- Short exercise
Copy nothing before the line that contains "Read out every word on this page."; from there, transcribe each line exactly through the end of the material, omitting pictures.

- Saved entries

Start

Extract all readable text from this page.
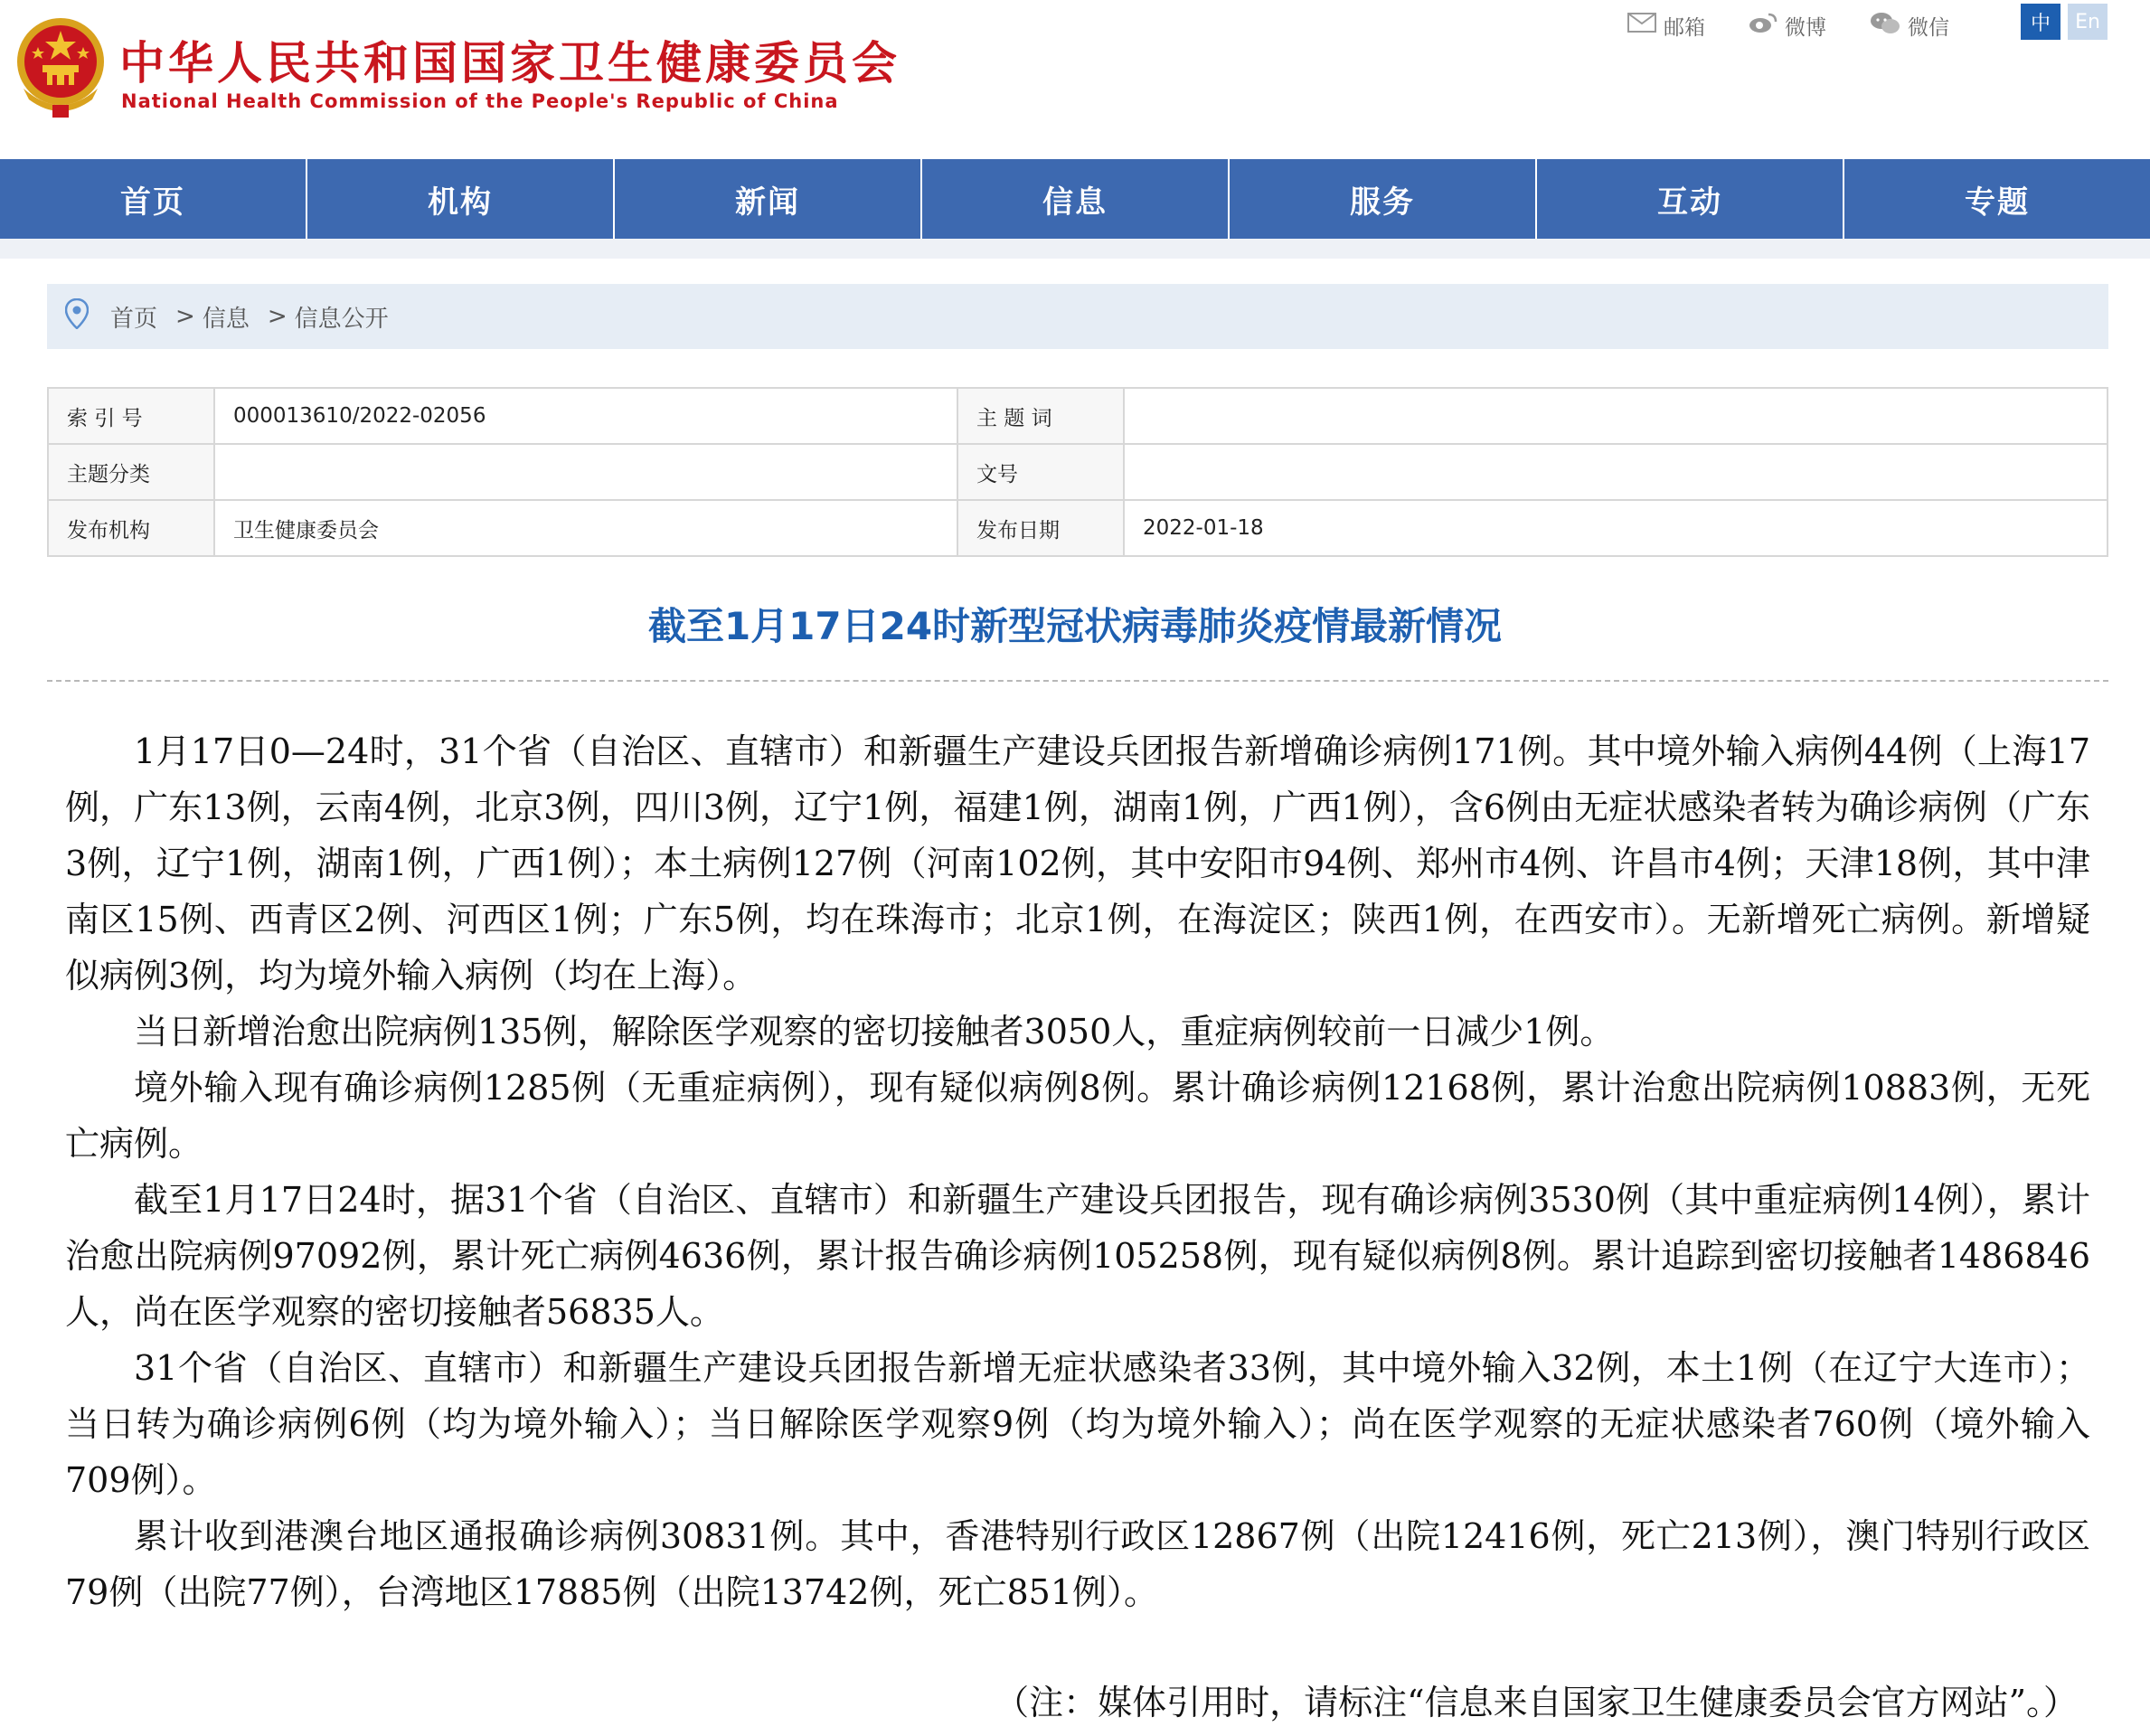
中华人民共和国国家卫生健康委员会
National Health Commission of the People's Republic of China
邮箱	微博	微信	中	En
首页	机构	新闻	信息	服务	互动	专题
首页 > 信息 > 信息公开
索 引 号	000013610/2022-02056	主 题 词	
主题分类		文号	
发布机构	卫生健康委员会	发布日期	2022-01-18
截至1月17日24时新型冠状病毒肺炎疫情最新情况

1月17日0—24时，31个省（自治区、直辖市）和新疆生产建设兵团报告新增确诊病例171例。其中境外输入病例44例（上海17例，广东13例，云南4例，北京3例，四川3例，辽宁1例，福建1例，湖南1例，广西1例），含6例由无症状感染者转为确诊病例（广东3例，辽宁1例，湖南1例，广西1例）；本土病例127例（河南102例，其中安阳市94例、郑州市4例、许昌市4例；天津18例，其中津南区15例、西青区2例、河西区1例；广东5例，均在珠海市；北京1例，在海淀区；陕西1例，在西安市）。无新增死亡病例。新增疑似病例3例，均为境外输入病例（均在上海）。

当日新增治愈出院病例135例，解除医学观察的密切接触者3050人，重症病例较前一日减少1例。

境外输入现有确诊病例1285例（无重症病例），现有疑似病例8例。累计确诊病例12168例，累计治愈出院病例10883例，无死亡病例。

截至1月17日24时，据31个省（自治区、直辖市）和新疆生产建设兵团报告，现有确诊病例3530例（其中重症病例14例），累计治愈出院病例97092例，累计死亡病例4636例，累计报告确诊病例105258例，现有疑似病例8例。累计追踪到密切接触者1486846人，尚在医学观察的密切接触者56835人。

31个省（自治区、直辖市）和新疆生产建设兵团报告新增无症状感染者33例，其中境外输入32例，本土1例（在辽宁大连市）；当日转为确诊病例6例（均为境外输入）；当日解除医学观察9例（均为境外输入）；尚在医学观察的无症状感染者760例（境外输入709例）。

累计收到港澳台地区通报确诊病例30831例。其中，香港特别行政区12867例（出院12416例，死亡213例），澳门特别行政区79例（出院77例），台湾地区17885例（出院13742例，死亡851例）。

（注：媒体引用时，请标注“信息来自国家卫生健康委员会官方网站”。）
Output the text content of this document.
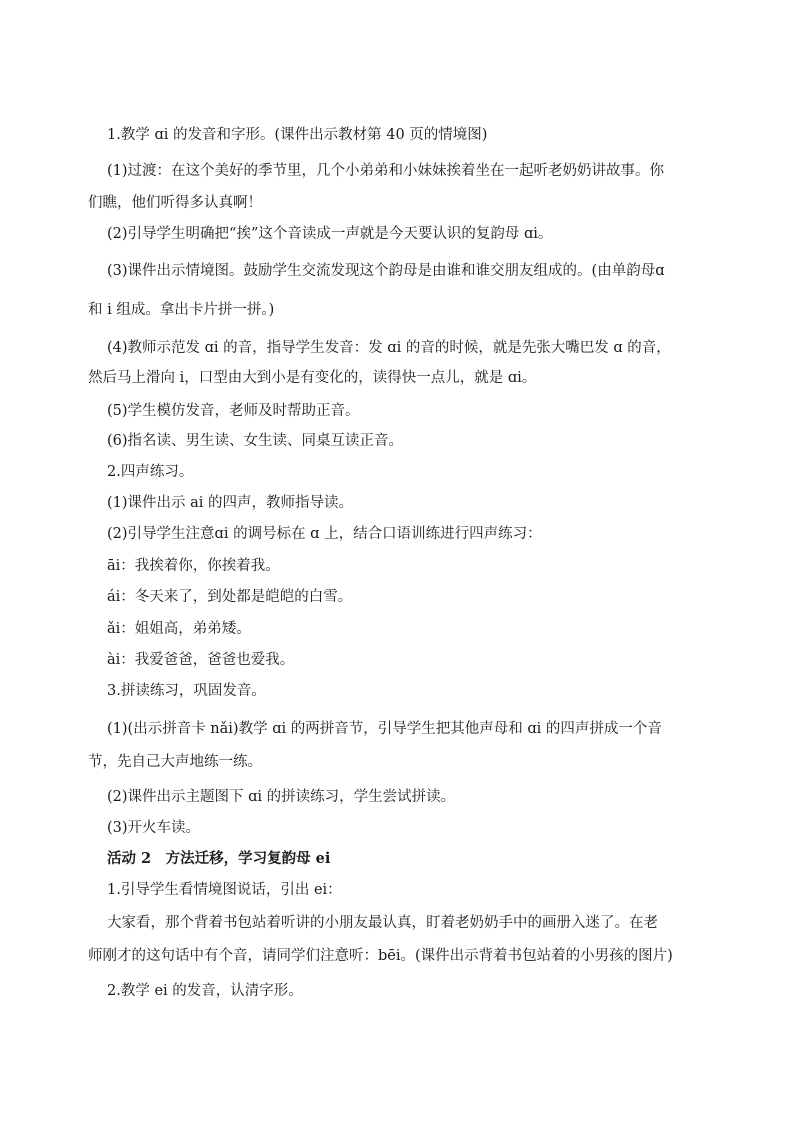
1.教学 ɑi 的发音和字形。(课件出示教材第 40 页的情境图)

(1)过渡：在这个美好的季节里，几个小弟弟和小妹妹挨着坐在一起听老奶奶讲故事。你

们瞧，他们听得多认真啊！

(2)引导学生明确把“挨”这个音读成一声就是今天要认识的复韵母 ɑi。

(3)课件出示情境图。鼓励学生交流发现这个韵母是由谁和谁交朋友组成的。(由单韵母ɑ

和 i 组成。拿出卡片拼一拼。)

(4)教师示范发 ɑi 的音，指导学生发音：发 ɑi 的音的时候，就是先张大嘴巴发 ɑ 的音，

然后马上滑向 i，口型由大到小是有变化的，读得快一点儿，就是 ɑi。

(5)学生模仿发音，老师及时帮助正音。

(6)指名读、男生读、女生读、同桌互读正音。

2.四声练习。

(1)课件出示 ai 的四声，教师指导读。

(2)引导学生注意ɑi 的调号标在 ɑ 上，结合口语训练进行四声练习：

āi：我挨着你，你挨着我。

ái：冬天来了，到处都是皑皑的白雪。

ǎi：姐姐高，弟弟矮。

ài：我爱爸爸，爸爸也爱我。

3.拼读练习，巩固发音。

(1)(出示拼音卡 nǎi)教学 ɑi 的两拼音节，引导学生把其他声母和 ɑi 的四声拼成一个音

节，先自己大声地练一练。

(2)课件出示主题图下 ɑi 的拼读练习，学生尝试拼读。

(3)开火车读。

活动 2　方法迁移，学习复韵母 ei

1.引导学生看情境图说话，引出 ei：

大家看，那个背着书包站着听讲的小朋友最认真，盯着老奶奶手中的画册入迷了。在老

师刚才的这句话中有个音，请同学们注意听：bēi。(课件出示背着书包站着的小男孩的图片)

2.教学 ei 的发音，认清字形。
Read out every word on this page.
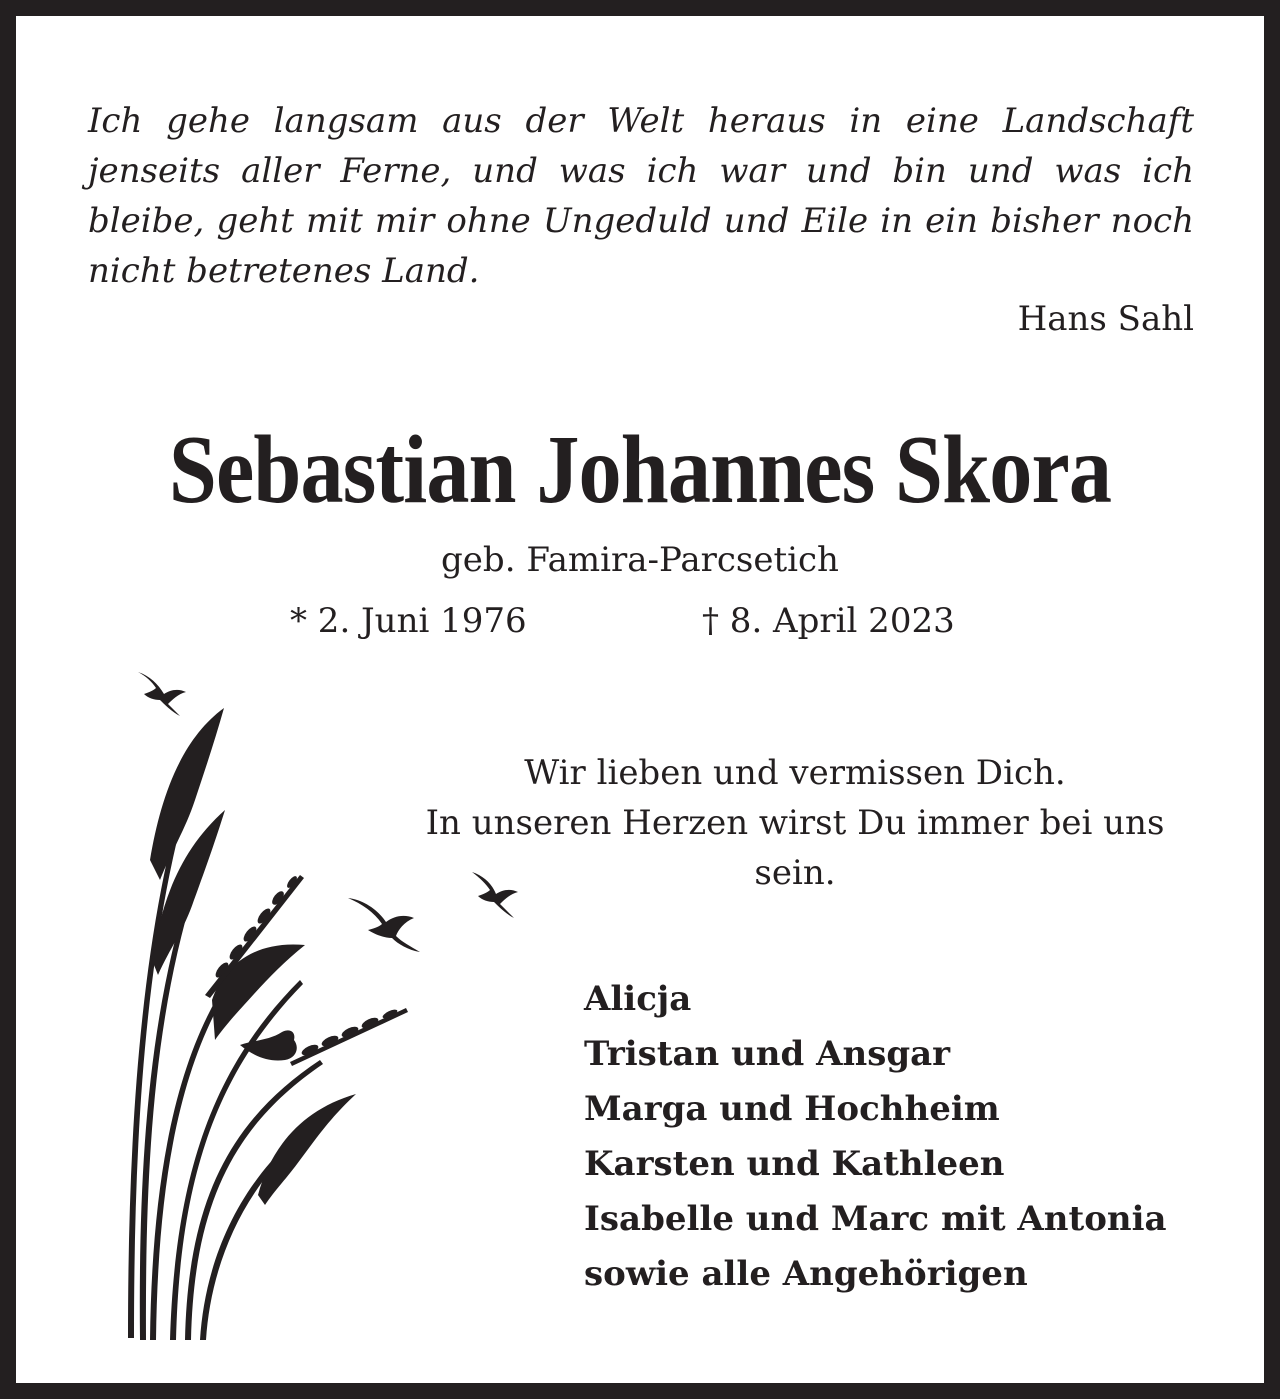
Ich gehe langsam aus der Welt heraus in eine Landschaft jenseits aller Ferne, und was ich war und bin und was ich bleibe, geht mit mir ohne Ungeduld und Eile in ein bisher noch nicht betretenes Land.

Hans Sahl
Sebastian Johannes Skora
geb. Famira-Parcsetich
* 2. Juni 1976	† 8. April 2023
Wir lieben und vermissen Dich.
In unseren Herzen wirst Du immer bei uns sein.
Alicja
Tristan und Ansgar
Marga und Hochheim
Karsten und Kathleen
Isabelle und Marc mit Antonia
sowie alle Angehörigen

End

- Solution for this exercise
Read out every word on this page.
Ich gehe langsam aus der Welt heraus in eine Landschaft jenseits aller Ferne, und was ich war und bin und was ich bleibe, geht mit mir ohne Ungeduld und Eile in ein bisher noch nicht betretenes Land.

Hans Sahl
Sebastian Johannes Skora
geb. Famira-Parcsetich
* 2. Juni 1976	† 8. April 2023
Wir lieben und vermissen Dich.
In unseren Herzen wirst Du immer bei uns sein.
Alicja
Tristan und Ansgar
Marga und Hochheim
Karsten und Kathleen
Isabelle und Marc mit Antonia
sowie alle Angehörigen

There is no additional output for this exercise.